EXERCISE BRIEF: Draw out every line with the word "toujours" from the listing below.

THE INPUT:
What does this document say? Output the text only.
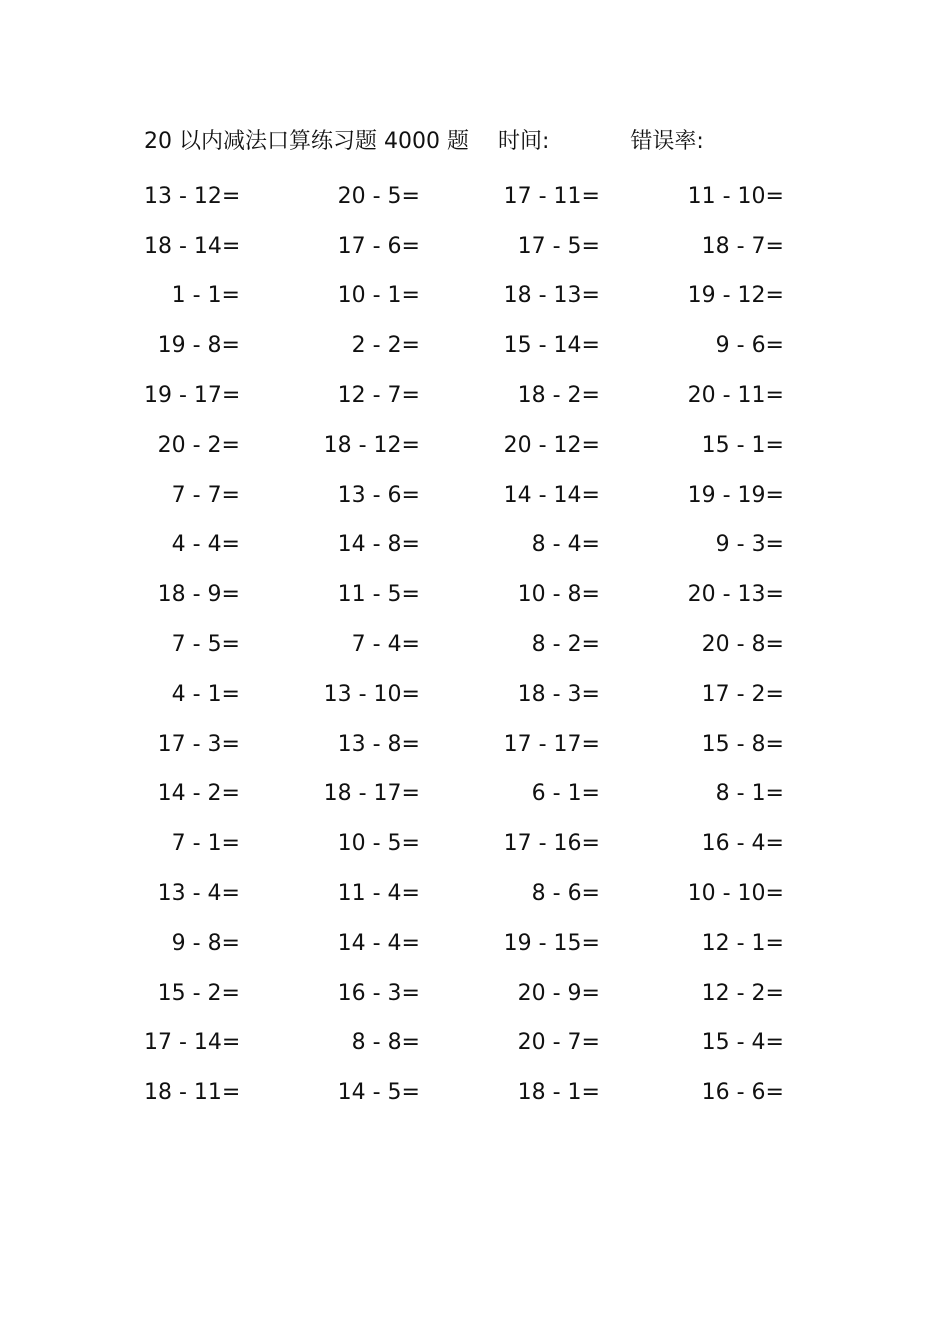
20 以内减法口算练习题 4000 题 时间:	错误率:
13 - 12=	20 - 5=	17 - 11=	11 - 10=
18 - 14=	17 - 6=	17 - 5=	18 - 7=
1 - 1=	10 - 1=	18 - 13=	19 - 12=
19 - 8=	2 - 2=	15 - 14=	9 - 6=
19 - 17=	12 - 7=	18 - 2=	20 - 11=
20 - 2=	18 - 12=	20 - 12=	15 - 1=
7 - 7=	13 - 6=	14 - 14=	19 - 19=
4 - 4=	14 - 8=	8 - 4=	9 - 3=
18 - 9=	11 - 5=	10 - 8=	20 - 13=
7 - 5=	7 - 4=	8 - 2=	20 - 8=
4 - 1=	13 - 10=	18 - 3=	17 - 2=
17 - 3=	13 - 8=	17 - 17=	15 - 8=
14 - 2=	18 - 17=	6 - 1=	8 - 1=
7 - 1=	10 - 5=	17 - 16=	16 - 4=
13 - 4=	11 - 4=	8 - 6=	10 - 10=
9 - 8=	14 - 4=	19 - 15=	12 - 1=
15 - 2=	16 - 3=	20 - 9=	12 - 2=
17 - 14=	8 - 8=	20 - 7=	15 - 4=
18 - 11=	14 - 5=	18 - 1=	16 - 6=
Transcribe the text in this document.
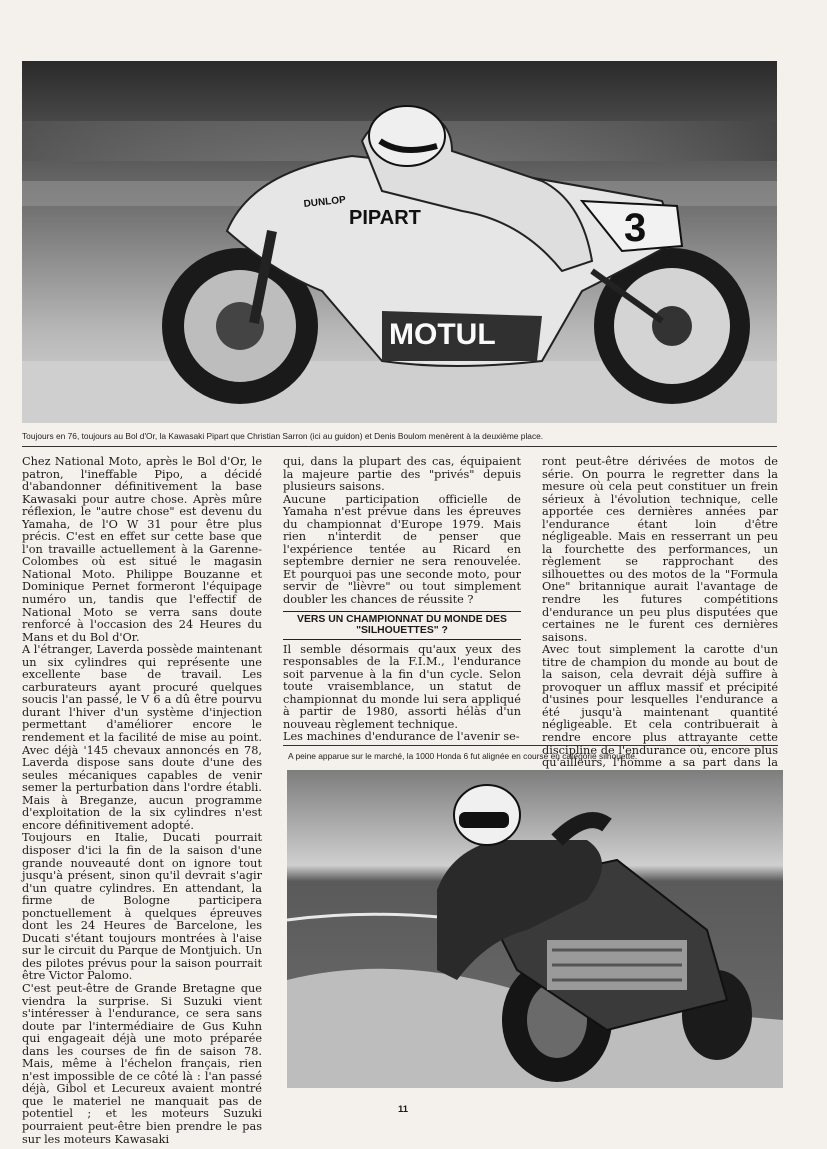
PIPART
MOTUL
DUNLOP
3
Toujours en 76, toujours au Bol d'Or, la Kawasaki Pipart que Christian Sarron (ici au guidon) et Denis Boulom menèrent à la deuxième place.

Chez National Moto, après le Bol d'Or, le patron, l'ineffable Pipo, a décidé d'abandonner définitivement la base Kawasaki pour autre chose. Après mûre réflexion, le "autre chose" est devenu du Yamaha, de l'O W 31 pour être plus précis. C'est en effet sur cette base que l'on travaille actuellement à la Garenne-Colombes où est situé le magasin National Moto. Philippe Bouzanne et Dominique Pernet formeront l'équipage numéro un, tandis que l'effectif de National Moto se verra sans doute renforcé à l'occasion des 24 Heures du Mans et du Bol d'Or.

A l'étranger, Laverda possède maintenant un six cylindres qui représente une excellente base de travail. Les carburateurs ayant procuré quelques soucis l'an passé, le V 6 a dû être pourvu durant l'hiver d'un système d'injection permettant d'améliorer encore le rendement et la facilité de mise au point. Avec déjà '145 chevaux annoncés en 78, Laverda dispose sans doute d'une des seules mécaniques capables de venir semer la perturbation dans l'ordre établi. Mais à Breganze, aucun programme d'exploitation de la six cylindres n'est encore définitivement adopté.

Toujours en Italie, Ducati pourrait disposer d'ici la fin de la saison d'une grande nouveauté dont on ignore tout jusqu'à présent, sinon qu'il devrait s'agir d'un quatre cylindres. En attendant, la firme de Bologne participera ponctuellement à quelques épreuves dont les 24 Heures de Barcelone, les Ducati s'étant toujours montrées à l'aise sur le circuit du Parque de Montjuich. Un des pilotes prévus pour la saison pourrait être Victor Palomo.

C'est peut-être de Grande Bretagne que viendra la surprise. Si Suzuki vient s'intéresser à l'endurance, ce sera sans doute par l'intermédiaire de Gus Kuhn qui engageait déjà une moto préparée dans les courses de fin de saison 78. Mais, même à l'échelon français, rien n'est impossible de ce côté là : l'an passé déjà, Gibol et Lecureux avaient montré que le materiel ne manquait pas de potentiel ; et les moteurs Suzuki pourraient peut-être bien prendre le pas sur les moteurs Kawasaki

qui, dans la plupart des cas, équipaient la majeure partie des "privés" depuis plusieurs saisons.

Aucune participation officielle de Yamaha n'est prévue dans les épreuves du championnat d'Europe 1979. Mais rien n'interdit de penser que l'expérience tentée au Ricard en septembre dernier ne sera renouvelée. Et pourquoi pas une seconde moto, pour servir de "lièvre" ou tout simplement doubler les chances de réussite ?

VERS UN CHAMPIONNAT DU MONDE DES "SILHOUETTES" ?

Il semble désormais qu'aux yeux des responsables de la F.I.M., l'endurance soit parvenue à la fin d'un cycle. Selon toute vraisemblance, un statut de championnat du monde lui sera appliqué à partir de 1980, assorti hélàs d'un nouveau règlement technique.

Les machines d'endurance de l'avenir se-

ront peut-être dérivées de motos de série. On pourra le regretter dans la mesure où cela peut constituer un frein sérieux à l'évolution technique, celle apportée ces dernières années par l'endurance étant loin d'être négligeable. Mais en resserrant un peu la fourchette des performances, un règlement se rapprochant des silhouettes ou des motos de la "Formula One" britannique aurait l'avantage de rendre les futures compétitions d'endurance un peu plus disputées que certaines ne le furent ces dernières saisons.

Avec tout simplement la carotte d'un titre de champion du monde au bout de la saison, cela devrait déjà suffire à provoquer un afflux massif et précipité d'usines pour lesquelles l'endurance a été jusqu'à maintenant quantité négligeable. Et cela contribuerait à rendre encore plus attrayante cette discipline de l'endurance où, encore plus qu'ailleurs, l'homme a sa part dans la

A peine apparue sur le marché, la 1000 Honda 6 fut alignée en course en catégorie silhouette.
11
---
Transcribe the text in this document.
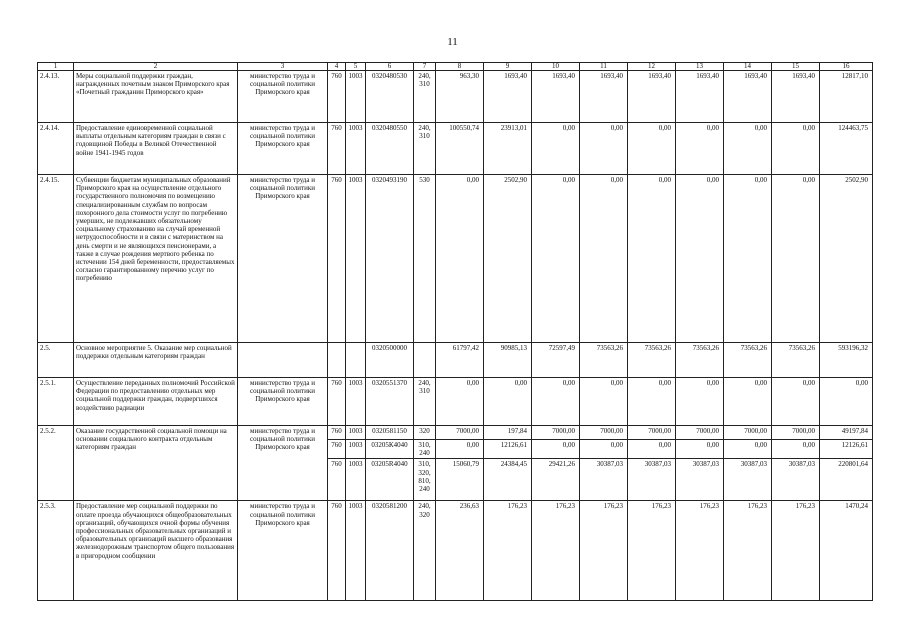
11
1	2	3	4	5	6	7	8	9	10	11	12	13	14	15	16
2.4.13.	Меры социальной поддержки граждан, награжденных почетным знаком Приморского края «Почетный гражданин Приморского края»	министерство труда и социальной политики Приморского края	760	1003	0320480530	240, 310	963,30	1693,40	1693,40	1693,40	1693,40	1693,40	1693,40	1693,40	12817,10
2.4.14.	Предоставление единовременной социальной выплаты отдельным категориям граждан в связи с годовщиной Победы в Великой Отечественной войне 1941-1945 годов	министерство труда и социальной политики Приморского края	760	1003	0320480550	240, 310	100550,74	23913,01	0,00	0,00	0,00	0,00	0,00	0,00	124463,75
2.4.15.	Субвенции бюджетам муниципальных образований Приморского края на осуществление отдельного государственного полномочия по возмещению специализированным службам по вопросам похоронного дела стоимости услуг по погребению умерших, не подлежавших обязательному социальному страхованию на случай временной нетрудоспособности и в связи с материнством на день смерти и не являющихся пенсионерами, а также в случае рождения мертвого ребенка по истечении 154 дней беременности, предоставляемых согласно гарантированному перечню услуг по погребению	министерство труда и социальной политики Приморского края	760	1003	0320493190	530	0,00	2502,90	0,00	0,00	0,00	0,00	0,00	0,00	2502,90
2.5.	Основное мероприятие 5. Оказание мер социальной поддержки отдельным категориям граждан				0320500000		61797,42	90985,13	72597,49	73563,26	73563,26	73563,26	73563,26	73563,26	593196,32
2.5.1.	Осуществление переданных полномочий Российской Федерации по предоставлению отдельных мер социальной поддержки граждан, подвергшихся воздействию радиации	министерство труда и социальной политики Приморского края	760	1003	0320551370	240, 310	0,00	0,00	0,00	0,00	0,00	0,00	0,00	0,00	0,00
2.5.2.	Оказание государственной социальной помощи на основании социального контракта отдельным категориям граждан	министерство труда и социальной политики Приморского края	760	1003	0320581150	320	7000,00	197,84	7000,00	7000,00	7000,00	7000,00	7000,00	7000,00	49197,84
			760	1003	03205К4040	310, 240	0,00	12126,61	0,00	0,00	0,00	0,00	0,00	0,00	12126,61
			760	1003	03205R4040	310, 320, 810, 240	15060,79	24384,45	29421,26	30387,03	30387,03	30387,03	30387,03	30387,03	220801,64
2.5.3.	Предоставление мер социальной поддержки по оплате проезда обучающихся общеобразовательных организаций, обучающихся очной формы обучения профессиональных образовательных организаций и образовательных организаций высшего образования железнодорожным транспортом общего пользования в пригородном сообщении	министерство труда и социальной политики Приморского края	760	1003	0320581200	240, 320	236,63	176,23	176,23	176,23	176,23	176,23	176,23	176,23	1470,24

RESPONSE TO THE EXERCISE:
Toujours en 76, toujours au Bol d'Or, la Kawasaki Pipart que Christian Sarron (ici au guidon) et Denis Boulom menèrent à la deuxième place.
Toujours en Italie, Ducati pourrait disposer d'ici la fin de la saison d'une grande nouveauté dont on ignore tout jusqu'à présent, sinon qu'il devrait s'agir d'un quatre cylindres. En attendant, la firme de Bologne participera ponctuellement à quelques épreuves dont les 24 Heures de Barcelone, les Ducati s'étant toujours montrées à l'aise sur le circuit du Parque de Montjuich. Un des pilotes prévus pour la saison pourrait être Victor Palomo.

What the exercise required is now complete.